WHAT TO PRODUCE: Format everything in the data from the line containing "logo-world: WORLD [923, 64, 1077, 108]" down to the line containing "region-label-asia: Asia [798, 705, 834, 725]", both included, as a Markdown table with two columns: Row, giving each line's number, and Entry, giving the line itself. Omit any blank lines.

AVAILABLE RECORDS:
— start —
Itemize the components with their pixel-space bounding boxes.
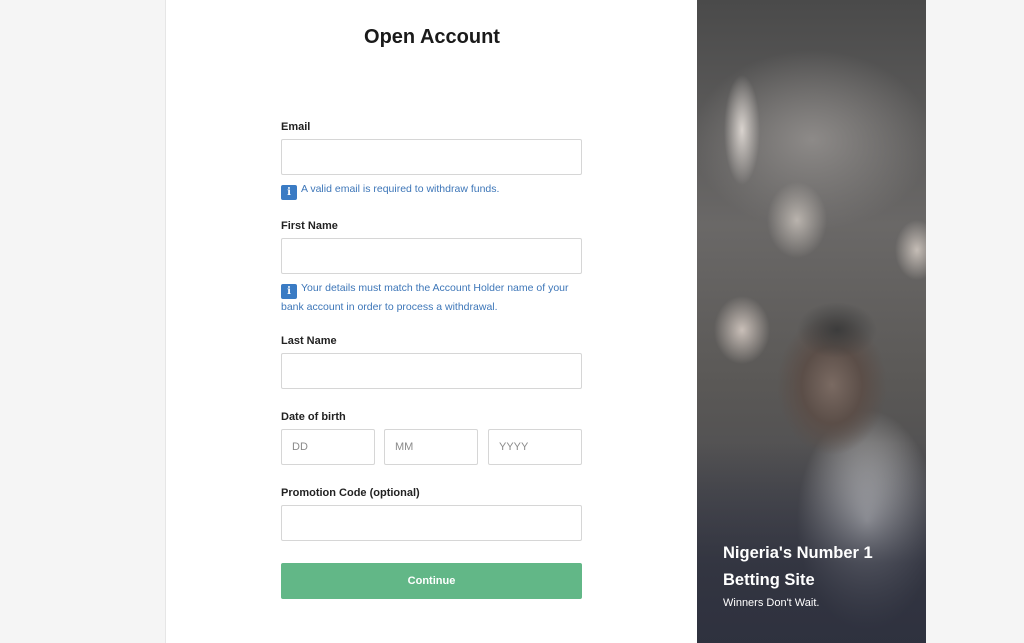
- dob-day-field[interactable]: [281, 429, 375, 465]
- promo-headline-line1: Nigeria's Number 1: [723, 544, 873, 562]
- last-name-label: Last Name: [281, 335, 337, 347]
- promo-tagline: Winners Don't Wait.: [723, 597, 820, 609]
- promo-panel: Nigeria's Number 1 Betting Site Winners …: [697, 0, 926, 643]
- promo-headline-line2: Betting Site: [723, 571, 815, 589]
- info-icon: i: [281, 185, 297, 200]
- registration-form: Open Account Email i A valid email is req…: [165, 0, 697, 643]
- email-hint-text: A valid email is required to withdraw fu…: [301, 183, 500, 195]
- email-hint: i A valid email is required to withdraw f…: [281, 181, 591, 200]
- dob-month-field[interactable]: [384, 429, 478, 465]
- first-name-hint-line1: Your details must match the Account Hold…: [301, 282, 569, 294]
- first-name-hint: i Your details must match the Account Hol…: [281, 280, 591, 315]
- dob-label: Date of birth: [281, 411, 346, 423]
- first-name-field[interactable]: [281, 238, 582, 274]
- first-name-label: First Name: [281, 220, 338, 232]
- info-icon: i: [281, 284, 297, 299]
- promo-headline: Nigeria's Number 1 Betting Site: [723, 540, 923, 594]
- promo-code-field[interactable]: [281, 505, 582, 541]
- last-name-field[interactable]: [281, 353, 582, 389]
- dob-year-field[interactable]: [488, 429, 582, 465]
- email-label: Email: [281, 121, 311, 133]
- promo-code-label: Promotion Code (optional): [281, 487, 420, 499]
- first-name-hint-line2: bank account in order to process a withd…: [281, 301, 498, 313]
- email-field[interactable]: [281, 139, 582, 175]
- page-title: Open Account: [364, 26, 500, 48]
- continue-button[interactable]: Continue: [281, 563, 582, 599]
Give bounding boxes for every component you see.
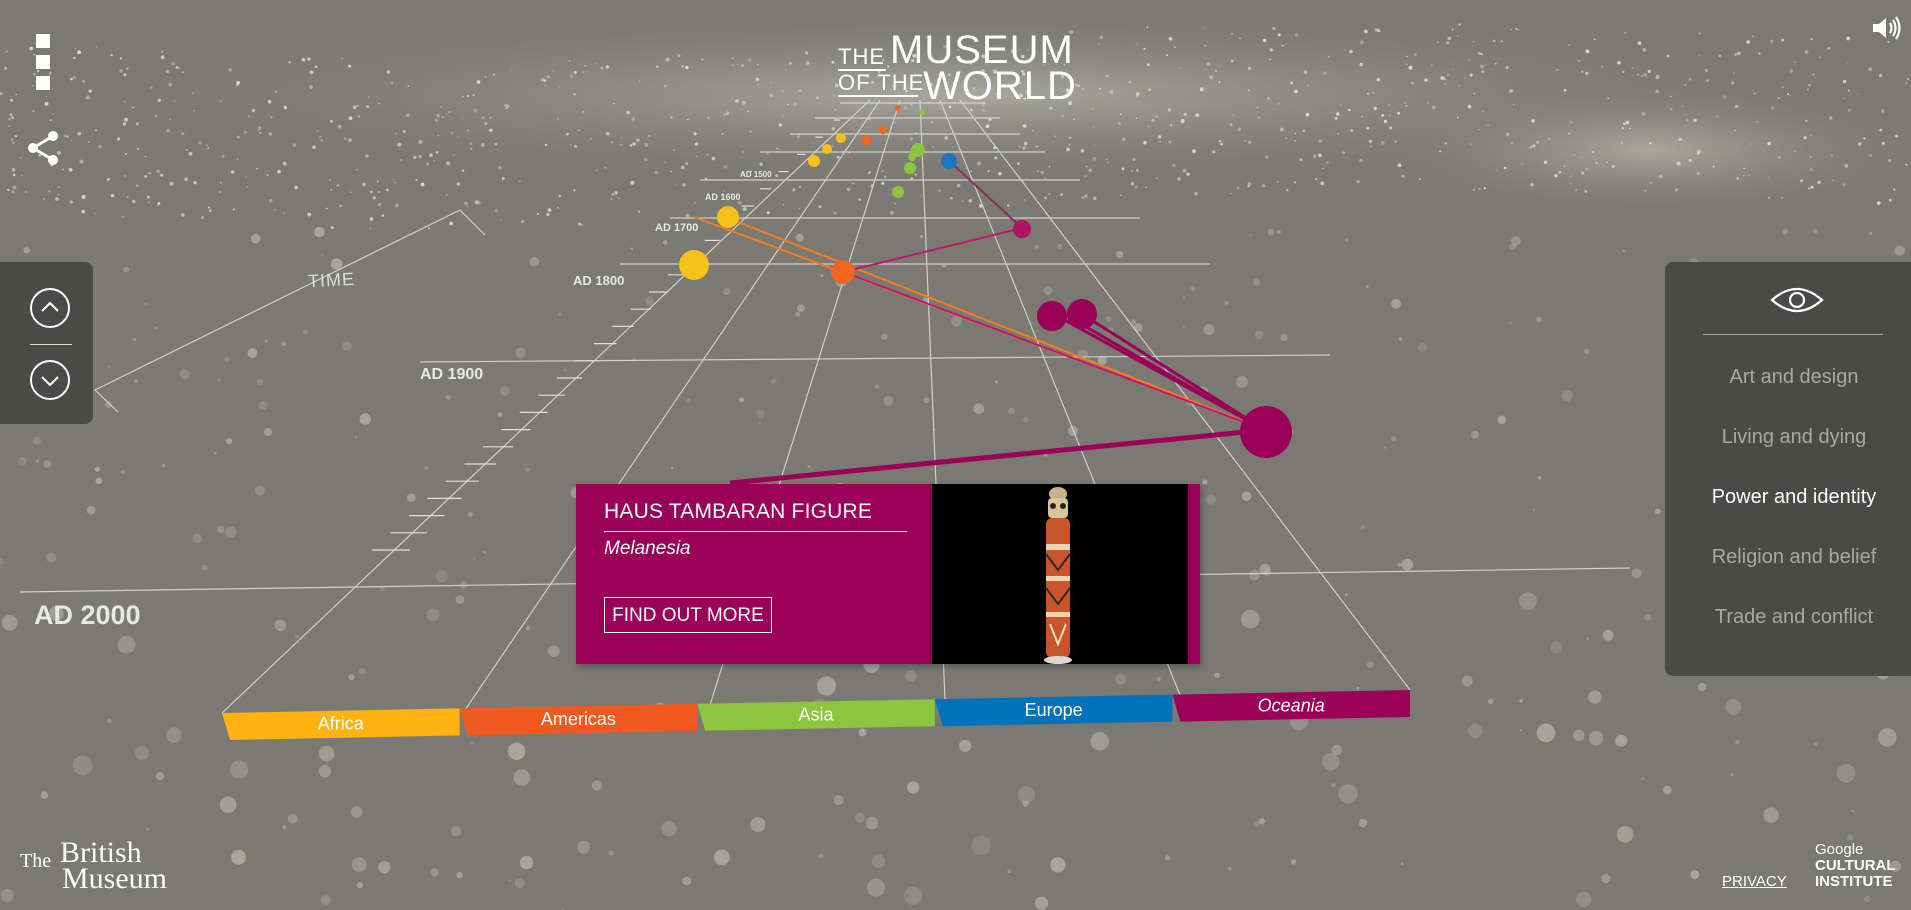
logo-world: WORLD [923, 64, 1077, 108]
date-label-1600: AD 1600 [705, 192, 741, 202]
region-label-americas: Americas [541, 709, 616, 729]
region-label-europe: Europe [1025, 700, 1083, 720]
nav-divider [30, 344, 72, 345]
date-label-1900: AD 1900 [420, 366, 484, 383]
google-cultural-institute-logo[interactable]: Google CULTURAL INSTITUTE [1815, 842, 1907, 890]
menu-bar [36, 76, 50, 90]
filter-divider [1703, 334, 1883, 335]
filter-art-and-design[interactable]: Art and design [1665, 366, 1911, 389]
object-image[interactable] [932, 484, 1188, 664]
timeline-scene: Africa Americas Asia Europe Oceania [0, 0, 1911, 910]
logo-the: THE [838, 44, 885, 69]
google-word: Google [1815, 841, 1864, 858]
menu-bar [36, 34, 50, 48]
logo-of-the: OF THE [838, 70, 925, 95]
region-label-africa: Africa [318, 714, 365, 734]
filter-trade-and-conflict[interactable]: Trade and conflict [1665, 606, 1911, 629]
time-navigation-panel [0, 262, 93, 424]
filter-living-and-dying[interactable]: Living and dying [1665, 426, 1911, 449]
time-axis-label: TIME [307, 268, 356, 292]
date-label-2000: AD 2000 [34, 600, 141, 630]
museum-of-the-world-logo[interactable]: THE OF THE MUSEUM WORLD [838, 30, 1078, 108]
eye-icon[interactable] [1769, 284, 1825, 316]
theme-filter-panel: Art and design Living and dying Power an… [1665, 262, 1911, 676]
haus-tambaran-figure-image [932, 484, 1188, 664]
date-label-1800: AD 1800 [573, 273, 625, 288]
chevron-up-icon [41, 301, 59, 312]
object-info-card[interactable]: HAUS TAMBARAN FIGURE Melanesia FIND OUT … [576, 484, 1200, 664]
card-divider [604, 531, 907, 532]
scroll-up-button[interactable] [30, 288, 70, 328]
bm-museum: Museum [62, 862, 167, 895]
sound-icon[interactable] [1871, 14, 1903, 42]
logo-rule [838, 95, 918, 97]
cultural-word: CULTURAL [1815, 857, 1896, 874]
menu-bar [36, 55, 50, 69]
region-label-asia: Asia [798, 705, 834, 725]
british-museum-logo[interactable]: The British Museum [20, 836, 190, 896]
institute-word: INSTITUTE [1815, 873, 1893, 890]
date-label-1500: AD 1500 [740, 170, 772, 179]
region-label-oceania: Oceania [1258, 695, 1325, 715]
share-icon[interactable] [26, 130, 60, 166]
date-label-1700: AD 1700 [655, 222, 699, 234]
object-title: HAUS TAMBARAN FIGURE [604, 500, 873, 523]
menu-icon[interactable] [36, 34, 56, 96]
filter-power-and-identity[interactable]: Power and identity [1665, 486, 1911, 509]
privacy-link[interactable]: PRIVACY [1722, 873, 1787, 890]
scroll-down-button[interactable] [30, 360, 70, 400]
find-out-more-button[interactable]: FIND OUT MORE [604, 597, 772, 633]
object-region: Melanesia [604, 538, 691, 559]
filter-religion-and-belief[interactable]: Religion and belief [1665, 546, 1911, 569]
chevron-down-icon [41, 376, 59, 387]
bm-the: The [20, 850, 52, 872]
— end —
WRITTEN RESPONSE:
| Row | Entry |
|---|---|
| 1 | logo-world: WORLD [923, 64, 1077, 108] |
| 2 | date-label-1600: AD 1600 [705, 192, 741, 202] |
| 3 | region-label-americas: Americas [541, 709, 616, 729] |
| 4 | region-label-europe: Europe [1025, 700, 1083, 720] |
| 5 | nav-divider [30, 344, 72, 345] |
| 6 | date-label-1900: AD 1900 [420, 366, 484, 383] |
| 7 | google-cultural-institute-logo[interactable]: Google CULTURAL INSTITUTE [1815, 842, 1907, 890] |
| 8 | menu-bar [36, 76, 50, 90] |
| 9 | filter-divider [1703, 334, 1883, 335] |
| 10 | filter-art-and-design[interactable]: Art and design [1665, 366, 1911, 389] |
| 11 | object-image[interactable] [932, 484, 1188, 664] |
| 12 | timeline-scene: Africa Americas Asia Europe Oceania [0, 0, 1911, 910] |
| 13 | logo-the: THE [838, 44, 885, 69] |
| 14 | google-word: Google [1815, 841, 1864, 858] |
| 15 | menu-bar [36, 34, 50, 48] |
| 16 | logo-of-the: OF THE [838, 70, 925, 95] |
| 17 | region-label-africa: Africa [318, 714, 365, 734] |
| 18 | filter-trade-and-conflict[interactable]: Trade and conflict [1665, 606, 1911, 629] |
| 19 | time-navigation-panel [0, 262, 93, 424] |
| 20 | filter-living-and-dying[interactable]: Living and dying [1665, 426, 1911, 449] |
| 21 | time-axis-label: TIME [307, 268, 356, 292] |
| 22 | date-label-2000: AD 2000 [34, 600, 141, 630] |
| 23 | museum-of-the-world-logo[interactable]: THE OF THE MUSEUM WORLD [838, 30, 1078, 108] |
| 24 | eye-icon[interactable] [1769, 284, 1825, 316] |
| 25 | theme-filter-panel: Art and design Living and dying Power an… [1665, 262, 1911, 676] |
| 26 | haus-tambaran-figure-image [932, 484, 1188, 664] |
| 27 | date-label-1800: AD 1800 [573, 273, 625, 288] |
| 28 | chevron-up-icon [41, 301, 59, 312] |
| 29 | object-info-card[interactable]: HAUS TAMBARAN FIGURE Melanesia FIND OUT … [576, 484, 1200, 664] |
| 30 | card-divider [604, 531, 907, 532] |
| 31 | scroll-up-button[interactable] [30, 288, 70, 328] |
| 32 | bm-museum: Museum [62, 862, 167, 895] |
| 33 | sound-icon[interactable] [1871, 14, 1903, 42] |
| 34 | logo-rule [838, 95, 918, 97] |
| 35 | cultural-word: CULTURAL [1815, 857, 1896, 874] |
| 36 | menu-bar [36, 55, 50, 69] |
| 37 | region-label-asia: Asia [798, 705, 834, 725] |